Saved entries
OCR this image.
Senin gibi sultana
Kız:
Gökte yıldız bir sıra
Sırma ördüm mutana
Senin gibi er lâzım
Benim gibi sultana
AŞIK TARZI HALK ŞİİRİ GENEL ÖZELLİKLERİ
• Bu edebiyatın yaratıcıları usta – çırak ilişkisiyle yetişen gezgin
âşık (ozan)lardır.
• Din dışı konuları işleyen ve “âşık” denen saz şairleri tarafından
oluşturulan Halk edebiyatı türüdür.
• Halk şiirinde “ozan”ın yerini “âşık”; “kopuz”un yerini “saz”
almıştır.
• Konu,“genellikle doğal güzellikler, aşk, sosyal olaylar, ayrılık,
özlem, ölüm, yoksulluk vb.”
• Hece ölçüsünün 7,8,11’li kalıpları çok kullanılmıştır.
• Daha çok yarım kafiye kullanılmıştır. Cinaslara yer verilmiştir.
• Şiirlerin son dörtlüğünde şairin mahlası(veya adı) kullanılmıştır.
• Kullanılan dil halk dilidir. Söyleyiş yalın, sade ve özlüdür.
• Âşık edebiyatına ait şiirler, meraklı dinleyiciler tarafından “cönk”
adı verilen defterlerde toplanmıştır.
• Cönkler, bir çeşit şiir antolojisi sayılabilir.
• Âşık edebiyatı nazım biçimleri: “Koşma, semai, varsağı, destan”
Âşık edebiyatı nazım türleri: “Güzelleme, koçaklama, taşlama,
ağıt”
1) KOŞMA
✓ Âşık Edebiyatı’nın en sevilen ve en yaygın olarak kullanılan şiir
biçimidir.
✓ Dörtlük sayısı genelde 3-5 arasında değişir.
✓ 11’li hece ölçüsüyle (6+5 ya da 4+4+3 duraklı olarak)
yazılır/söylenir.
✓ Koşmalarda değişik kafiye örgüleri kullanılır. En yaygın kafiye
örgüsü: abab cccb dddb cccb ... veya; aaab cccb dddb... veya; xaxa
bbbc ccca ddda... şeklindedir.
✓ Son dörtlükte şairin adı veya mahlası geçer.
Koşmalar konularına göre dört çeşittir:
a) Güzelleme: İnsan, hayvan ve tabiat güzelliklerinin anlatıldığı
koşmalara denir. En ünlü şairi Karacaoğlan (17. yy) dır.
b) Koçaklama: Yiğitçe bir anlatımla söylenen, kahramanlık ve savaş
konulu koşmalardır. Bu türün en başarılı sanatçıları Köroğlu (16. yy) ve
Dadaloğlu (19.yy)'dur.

What to work on:
Copy each line above that contains the string "yaygın".

Solution to the exercise:
✓ Âşık Edebiyatı’nın en sevilen ve en yaygın olarak kullanılan şiir
✓ Koşmalarda değişik kafiye örgüleri kullanılır. En yaygın kafiye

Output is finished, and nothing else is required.